(Stored records)
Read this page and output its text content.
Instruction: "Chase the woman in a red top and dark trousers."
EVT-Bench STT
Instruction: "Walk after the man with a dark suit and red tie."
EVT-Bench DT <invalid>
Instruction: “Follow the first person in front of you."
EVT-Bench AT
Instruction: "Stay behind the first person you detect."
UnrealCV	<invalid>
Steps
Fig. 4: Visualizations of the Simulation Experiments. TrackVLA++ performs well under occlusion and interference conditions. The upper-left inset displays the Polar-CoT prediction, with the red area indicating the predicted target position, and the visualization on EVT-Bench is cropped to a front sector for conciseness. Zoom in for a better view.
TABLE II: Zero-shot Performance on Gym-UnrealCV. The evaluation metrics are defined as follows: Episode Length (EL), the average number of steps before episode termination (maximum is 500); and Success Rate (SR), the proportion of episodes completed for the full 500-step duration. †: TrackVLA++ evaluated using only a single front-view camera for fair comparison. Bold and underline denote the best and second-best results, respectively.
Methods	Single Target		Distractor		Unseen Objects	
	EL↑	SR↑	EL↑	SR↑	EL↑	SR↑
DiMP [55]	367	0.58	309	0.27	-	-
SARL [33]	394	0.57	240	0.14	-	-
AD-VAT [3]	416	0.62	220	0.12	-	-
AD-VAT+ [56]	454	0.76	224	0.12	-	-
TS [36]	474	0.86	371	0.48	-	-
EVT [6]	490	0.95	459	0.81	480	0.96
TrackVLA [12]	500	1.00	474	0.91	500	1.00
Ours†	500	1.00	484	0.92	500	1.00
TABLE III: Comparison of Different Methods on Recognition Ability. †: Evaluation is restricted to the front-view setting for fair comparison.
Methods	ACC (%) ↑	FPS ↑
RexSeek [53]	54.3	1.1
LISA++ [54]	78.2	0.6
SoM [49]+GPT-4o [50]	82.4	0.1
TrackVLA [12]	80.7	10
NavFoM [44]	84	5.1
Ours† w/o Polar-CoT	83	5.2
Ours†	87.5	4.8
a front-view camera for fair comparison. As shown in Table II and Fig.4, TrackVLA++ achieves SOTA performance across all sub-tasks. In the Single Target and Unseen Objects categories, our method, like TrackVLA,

• Aim:
Which lines in the records above contain the string "fair"? Copy each one.

• Completed task:
TABLE II: Zero-shot Performance on Gym-UnrealCV. The evaluation metrics are defined as follows: Episode Length (EL), the average number of steps before episode termination (maximum is 500); and Success Rate (SR), the proportion of episodes completed for the full 500-step duration. †: TrackVLA++ evaluated using only a single front-view camera for fair comparison. Bold and underline denote the best and second-best results, respectively.
TABLE III: Comparison of Different Methods on Recognition Ability. †: Evaluation is restricted to the front-view setting for fair comparison.
a front-view camera for fair comparison. As shown in Table II and Fig.4, TrackVLA++ achieves SOTA performance across all sub-tasks. In the Single Target and Unseen Objects categories, our method, like TrackVLA,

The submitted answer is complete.